» **RECORD EXCERPTS**:
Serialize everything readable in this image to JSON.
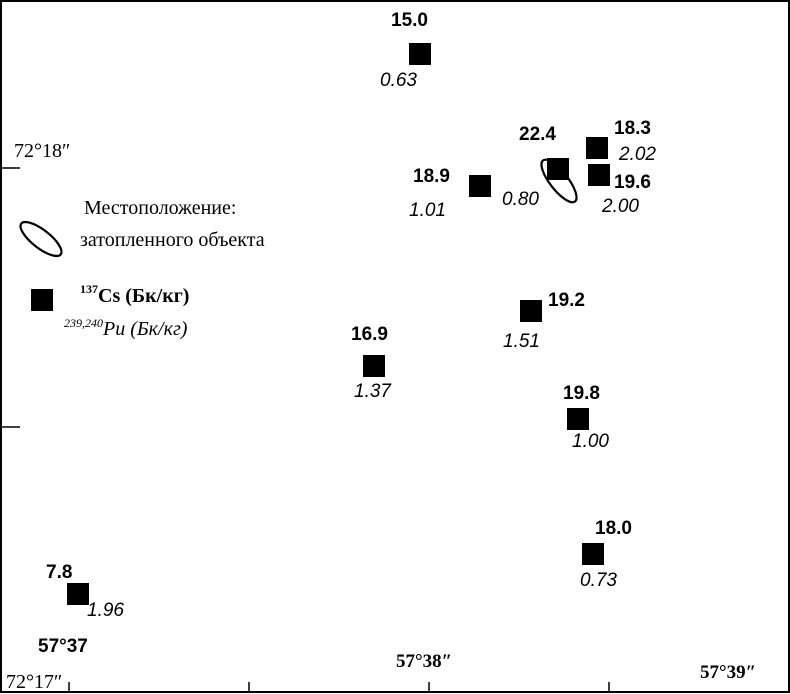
{
  "axes": {
    "lat_top": "72°18″",
    "lat_bottom": "72°17″",
    "lon_left": "57°37",
    "lon_mid": "57°38″",
    "lon_right": "57°39″"
  },
  "legend": {
    "object_line1": "Местоположение:",
    "object_line2": "затопленного объекта",
    "cs_sup": "137",
    "cs_text": "Cs (Бк/кг)",
    "pu_sup": "239,240",
    "pu_text": "Pu (Бк/кг)"
  },
  "stations": [
    {
      "cs": "15.0",
      "pu": "0.63"
    },
    {
      "cs": "22.4",
      "pu": "0.80"
    },
    {
      "cs": "18.3",
      "pu": "2.02"
    },
    {
      "cs": "18.9",
      "pu": "1.01"
    },
    {
      "cs": "19.6",
      "pu": "2.00"
    },
    {
      "cs": "19.2",
      "pu": "1.51"
    },
    {
      "cs": "16.9",
      "pu": "1.37"
    },
    {
      "cs": "19.8",
      "pu": "1.00"
    },
    {
      "cs": "18.0",
      "pu": "0.73"
    },
    {
      "cs": "7.8",
      "pu": "1.96"
    }
  ],
  "colors": {
    "ink": "#000000",
    "background": "#ffffff"
  }
}
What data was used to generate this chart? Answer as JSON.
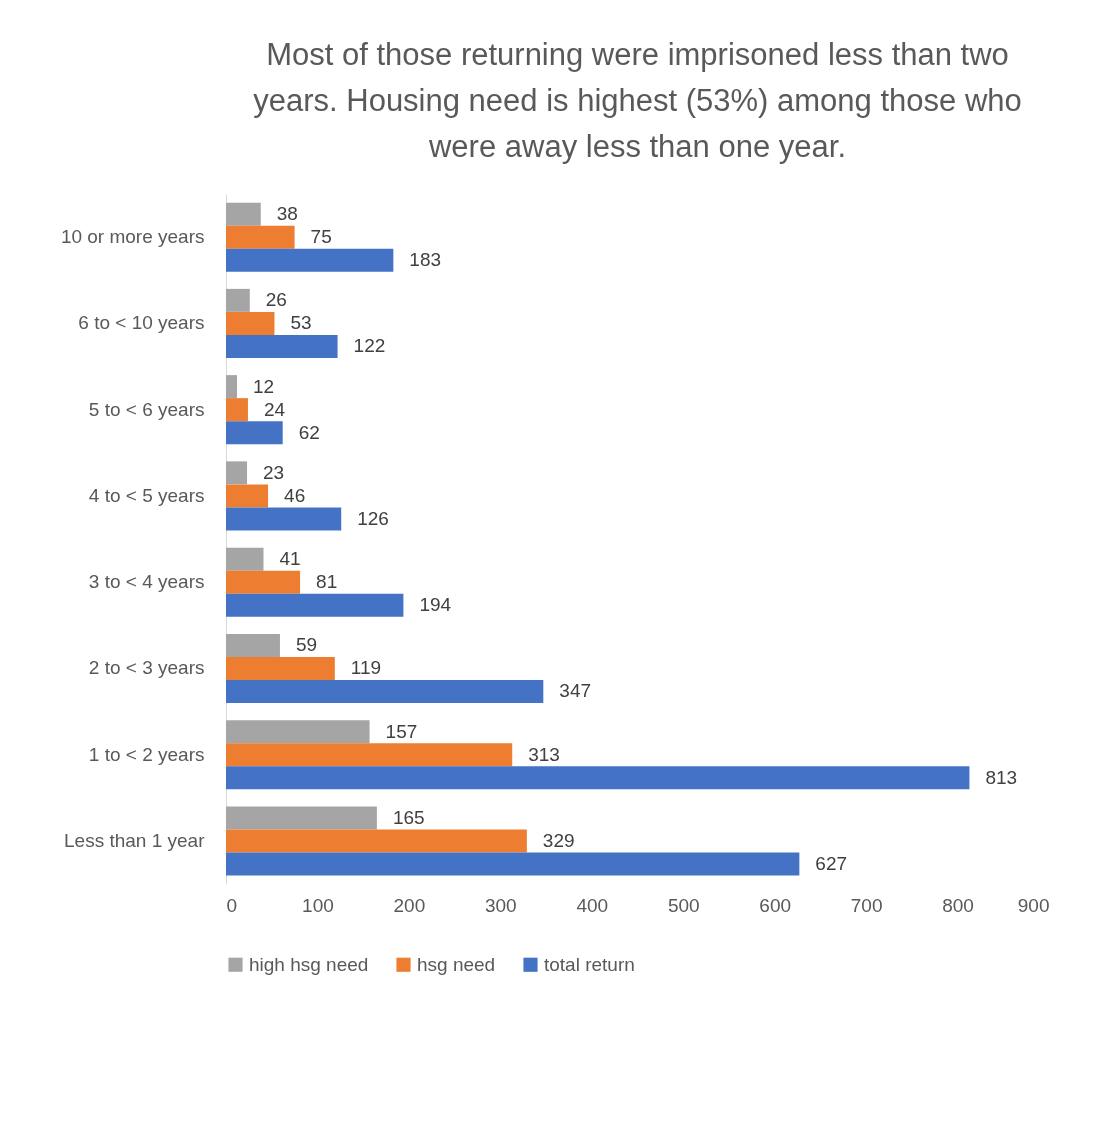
{
  "chart_data": {
    "type": "bar",
    "orientation": "horizontal",
    "title": "Most of those returning were imprisoned less than two years. Housing need is highest (53%) among those who were away less than one year.",
    "categories": [
      "10 or more years",
      "6 to < 10 years",
      "5 to < 6 years",
      "4 to < 5 years",
      "3 to < 4 years",
      "2 to < 3 years",
      "1 to < 2 years",
      "Less than 1 year"
    ],
    "series": [
      {
        "name": "high hsg need",
        "color": "#a5a5a5",
        "values": [
          38,
          26,
          12,
          23,
          41,
          59,
          157,
          165
        ]
      },
      {
        "name": "hsg need",
        "color": "#ed7d31",
        "values": [
          75,
          53,
          24,
          46,
          81,
          119,
          313,
          329
        ]
      },
      {
        "name": "total return",
        "color": "#4472c4",
        "values": [
          183,
          122,
          62,
          126,
          194,
          347,
          813,
          627
        ]
      }
    ],
    "xlim": [
      0,
      900
    ],
    "xticks": [
      0,
      100,
      200,
      300,
      400,
      500,
      600,
      700,
      800,
      900
    ],
    "data_labels": true,
    "grid": false,
    "legend": "bottom"
  }
}
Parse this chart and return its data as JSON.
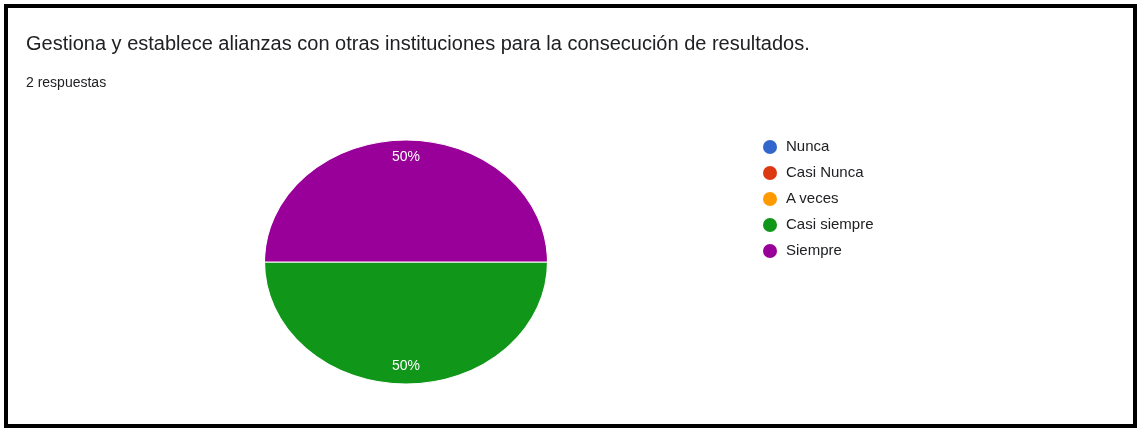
{
  "chart_data": {
    "type": "pie",
    "title": "Gestiona y establece alianzas con otras instituciones para la consecución de resultados.",
    "subtitle": "2 respuestas",
    "categories": [
      "Nunca",
      "Casi Nunca",
      "A veces",
      "Casi siempre",
      "Siempre"
    ],
    "values": [
      0,
      0,
      0,
      50,
      50
    ],
    "colors": [
      "#3366cc",
      "#dc3912",
      "#ff9900",
      "#109618",
      "#990099"
    ],
    "value_labels": [
      null,
      null,
      null,
      "50%",
      "50%"
    ],
    "legend": "right"
  }
}
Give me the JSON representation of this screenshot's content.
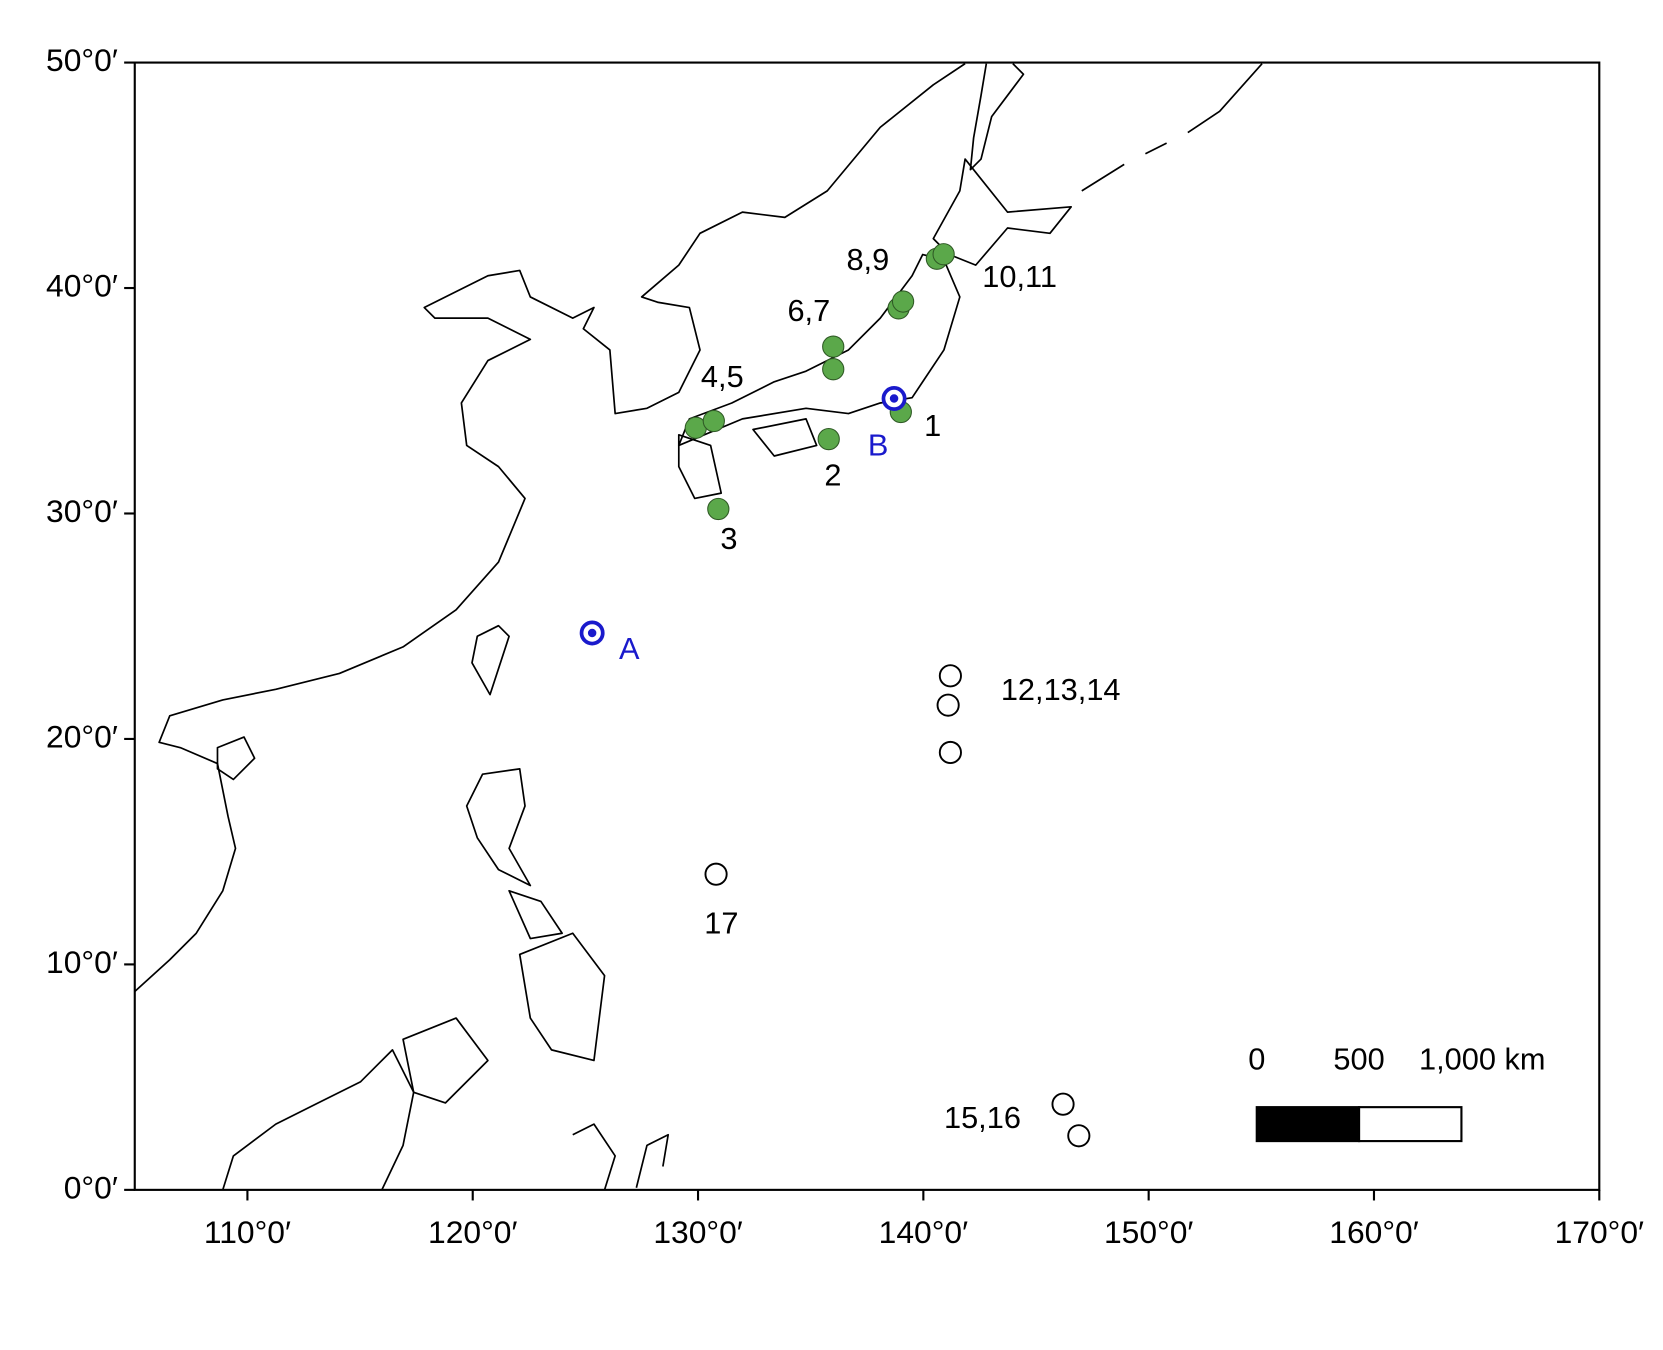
{
  "chart_data": {
    "type": "scatter",
    "xlim": [
      105,
      170
    ],
    "ylim": [
      0,
      50
    ],
    "xticks": [
      {
        "value": 110,
        "label": "110°0′"
      },
      {
        "value": 120,
        "label": "120°0′"
      },
      {
        "value": 130,
        "label": "130°0′"
      },
      {
        "value": 140,
        "label": "140°0′"
      },
      {
        "value": 150,
        "label": "150°0′"
      },
      {
        "value": 160,
        "label": "160°0′"
      },
      {
        "value": 170,
        "label": "170°0′"
      }
    ],
    "yticks": [
      {
        "value": 0,
        "label": "0°0′"
      },
      {
        "value": 10,
        "label": "10°0′"
      },
      {
        "value": 20,
        "label": "20°0′"
      },
      {
        "value": 30,
        "label": "30°0′"
      },
      {
        "value": 40,
        "label": "40°0′"
      },
      {
        "value": 50,
        "label": "50°0′"
      }
    ],
    "groups": [
      {
        "label": "1",
        "marker": "filled",
        "color": "#5ba84a",
        "x": [
          139.0
        ],
        "y": [
          34.5
        ]
      },
      {
        "label": "2",
        "marker": "filled",
        "color": "#5ba84a",
        "x": [
          135.8
        ],
        "y": [
          33.3
        ]
      },
      {
        "label": "3",
        "marker": "filled",
        "color": "#5ba84a",
        "x": [
          130.9
        ],
        "y": [
          30.2
        ]
      },
      {
        "label": "4,5",
        "marker": "filled",
        "color": "#5ba84a",
        "x": [
          129.9,
          130.7
        ],
        "y": [
          33.8,
          34.1
        ]
      },
      {
        "label": "6,7",
        "marker": "filled",
        "color": "#5ba84a",
        "x": [
          136.0,
          136.0
        ],
        "y": [
          37.4,
          36.4
        ]
      },
      {
        "label": "8,9",
        "marker": "filled",
        "color": "#5ba84a",
        "x": [
          138.9,
          139.1
        ],
        "y": [
          39.1,
          39.4
        ]
      },
      {
        "label": "10,11",
        "marker": "filled",
        "color": "#5ba84a",
        "x": [
          140.6,
          140.9
        ],
        "y": [
          41.3,
          41.5
        ]
      },
      {
        "label": "12,13,14",
        "marker": "open",
        "color": "#ffffff",
        "x": [
          141.2,
          141.1,
          141.2
        ],
        "y": [
          22.8,
          21.5,
          19.4
        ]
      },
      {
        "label": "15,16",
        "marker": "open",
        "color": "#ffffff",
        "x": [
          146.2,
          146.9
        ],
        "y": [
          3.8,
          2.4
        ]
      },
      {
        "label": "17",
        "marker": "open",
        "color": "#ffffff",
        "x": [
          130.8
        ],
        "y": [
          14.0
        ]
      },
      {
        "label": "A",
        "marker": "target",
        "color": "#1a1acc",
        "x": [
          125.3
        ],
        "y": [
          24.7
        ]
      },
      {
        "label": "B",
        "marker": "target",
        "color": "#1a1acc",
        "x": [
          138.7
        ],
        "y": [
          35.1
        ]
      }
    ],
    "scale_bar": {
      "ticks": [
        0,
        500,
        {
          "value": 1000,
          "label": "1,000 km"
        }
      ]
    }
  }
}
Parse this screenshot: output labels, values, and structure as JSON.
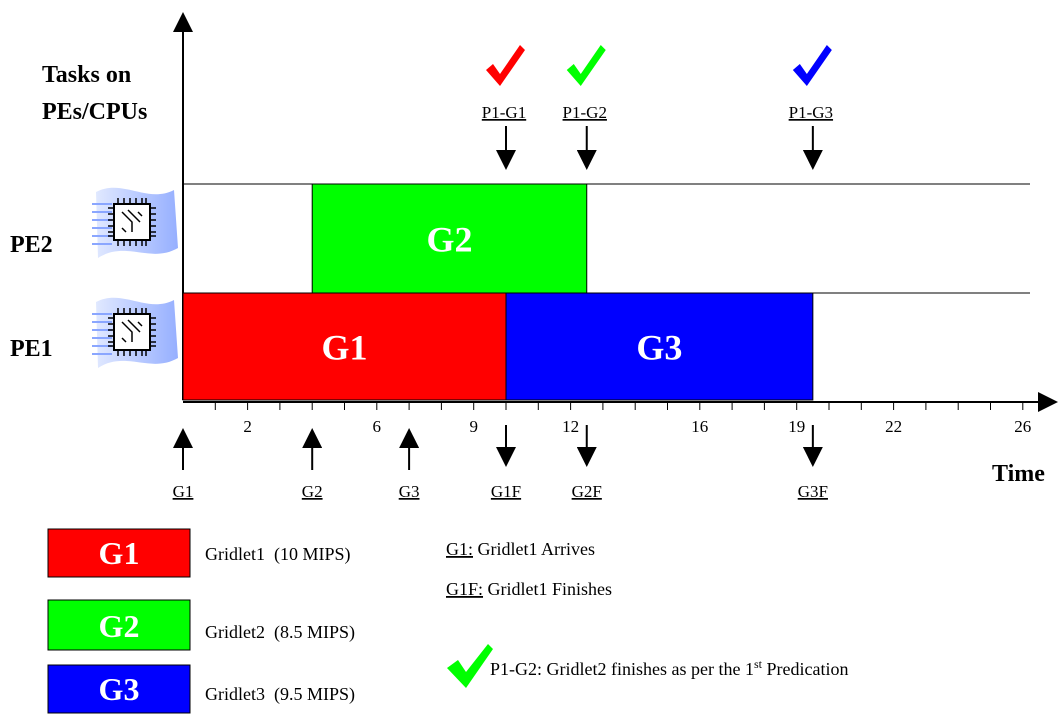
{
  "y_axis_label_line1": "Tasks on",
  "y_axis_label_line2": "PEs/CPUs",
  "x_axis_label": "Time",
  "pe_rows": [
    {
      "label": "PE2",
      "icon": "cpu-chip-icon"
    },
    {
      "label": "PE1",
      "icon": "cpu-chip-icon"
    }
  ],
  "time_range": [
    0,
    26
  ],
  "tick_labels": [
    {
      "value": 2,
      "text": "2"
    },
    {
      "value": 6,
      "text": "6"
    },
    {
      "value": 9,
      "text": "9"
    },
    {
      "value": 12,
      "text": "12"
    },
    {
      "value": 16,
      "text": "16"
    },
    {
      "value": 19,
      "text": "19"
    },
    {
      "value": 22,
      "text": "22"
    },
    {
      "value": 26,
      "text": "26"
    }
  ],
  "gridlets": [
    {
      "label": "G1",
      "pe": "PE1",
      "start": 0,
      "end": 10,
      "color": "#ff0000"
    },
    {
      "label": "G2",
      "pe": "PE2",
      "start": 4,
      "end": 12.5,
      "color": "#00ff00"
    },
    {
      "label": "G3",
      "pe": "PE1",
      "start": 10,
      "end": 19.5,
      "color": "#0000ff"
    }
  ],
  "arrivals": [
    {
      "label": "G1",
      "time": 0
    },
    {
      "label": "G2",
      "time": 4
    },
    {
      "label": "G3",
      "time": 7
    }
  ],
  "finishes": [
    {
      "label": "G1F",
      "time": 10
    },
    {
      "label": "G2F",
      "time": 12.5
    },
    {
      "label": "G3F",
      "time": 19.5
    }
  ],
  "predictions": [
    {
      "label": "P1-G1",
      "time": 10,
      "color": "#ff0000"
    },
    {
      "label": "P1-G2",
      "time": 12.5,
      "color": "#00ff00"
    },
    {
      "label": "P1-G3",
      "time": 19.5,
      "color": "#0000ff"
    }
  ],
  "legend": {
    "items": [
      {
        "box": "G1",
        "text": "Gridlet1  (10 MIPS)",
        "color": "#ff0000"
      },
      {
        "box": "G2",
        "text": "Gridlet2  (8.5 MIPS)",
        "color": "#00ff00"
      },
      {
        "box": "G3",
        "text": "Gridlet3  (9.5 MIPS)",
        "color": "#0000ff"
      }
    ],
    "notes": [
      {
        "key": "G1:",
        "text": " Gridlet1 Arrives"
      },
      {
        "key": "G1F:",
        "text": " Gridlet1 Finishes"
      }
    ],
    "check_note": {
      "prefix": "P1-G2: Gridlet2 finishes as per the 1",
      "sup": "st",
      "suffix": " Predication",
      "color": "#00ff00"
    }
  }
}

» **WORK REQUIRED**:
Show every line of the listing in which the string "years" can be found.

» **REPLY TO THE TASK**:
    "title": "Most of those returning were imprisoned less than two years. Housing need is highest (53%) among those who were away less than one year.",
      "10 or more years",
      "6 to < 10 years",
      "5 to < 6 years",
      "4 to < 5 years",
      "3 to < 4 years",
      "2 to < 3 years",
      "1 to < 2 years",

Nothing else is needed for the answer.